#### Work instructions:
Copy each line of the data below exactly, leaving out pictures.

▼

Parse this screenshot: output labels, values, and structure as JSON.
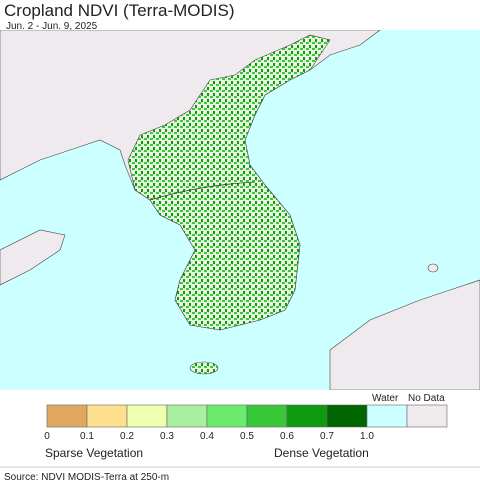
{
  "header": {
    "title": "Cropland NDVI (Terra-MODIS)",
    "subtitle": "Jun. 2 - Jun. 9, 2025"
  },
  "legend": {
    "colors": [
      "#e0a860",
      "#fde08d",
      "#eeffb0",
      "#a8f0a0",
      "#6cec6c",
      "#38c838",
      "#0e9a0e",
      "#006400",
      "#ccffff",
      "#eeeaee"
    ],
    "ticks": [
      "0",
      "0.1",
      "0.2",
      "0.3",
      "0.4",
      "0.5",
      "0.6",
      "0.7",
      "1.0"
    ],
    "water_label": "Water",
    "nodata_label": "No Data",
    "low_label": "Sparse Vegetation",
    "high_label": "Dense Vegetation"
  },
  "footer": {
    "source": "Source: NDVI MODIS-Terra at 250-m"
  }
}
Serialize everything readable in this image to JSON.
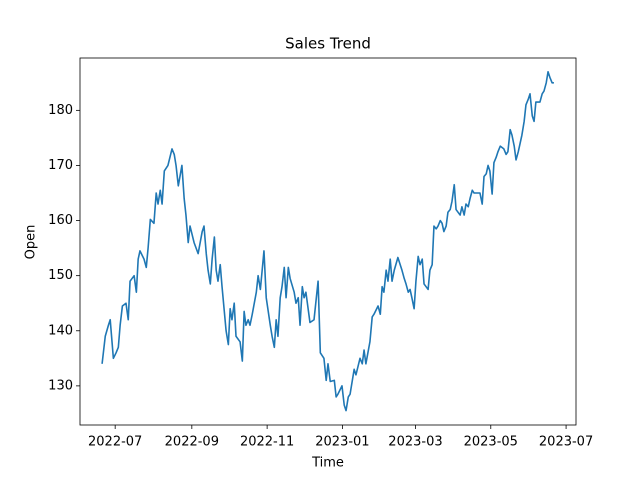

▲

#### Reply to the task:
Parse this screenshot: output labels, values, and structure as JSON.
{
  "header": {
    "title": "Cropland NDVI (Terra-MODIS)",
    "subtitle": "Jun. 2 - Jun. 9, 2025"
  },
  "legend": {
    "colors": [
      "#e0a860",
      "#fde08d",
      "#eeffb0",
      "#a8f0a0",
      "#6cec6c",
      "#38c838",
      "#0e9a0e",
      "#006400",
      "#ccffff",
      "#eeeaee"
    ],
    "ticks": [
      "0",
      "0.1",
      "0.2",
      "0.3",
      "0.4",
      "0.5",
      "0.6",
      "0.7",
      "1.0"
    ],
    "water_label": "Water",
    "nodata_label": "No Data",
    "low_label": "Sparse Vegetation",
    "high_label": "Dense Vegetation"
  },
  "footer": {
    "source": "Source: NDVI MODIS-Terra at 250-m"
  }
}
Serialize everything readable in this image to JSON.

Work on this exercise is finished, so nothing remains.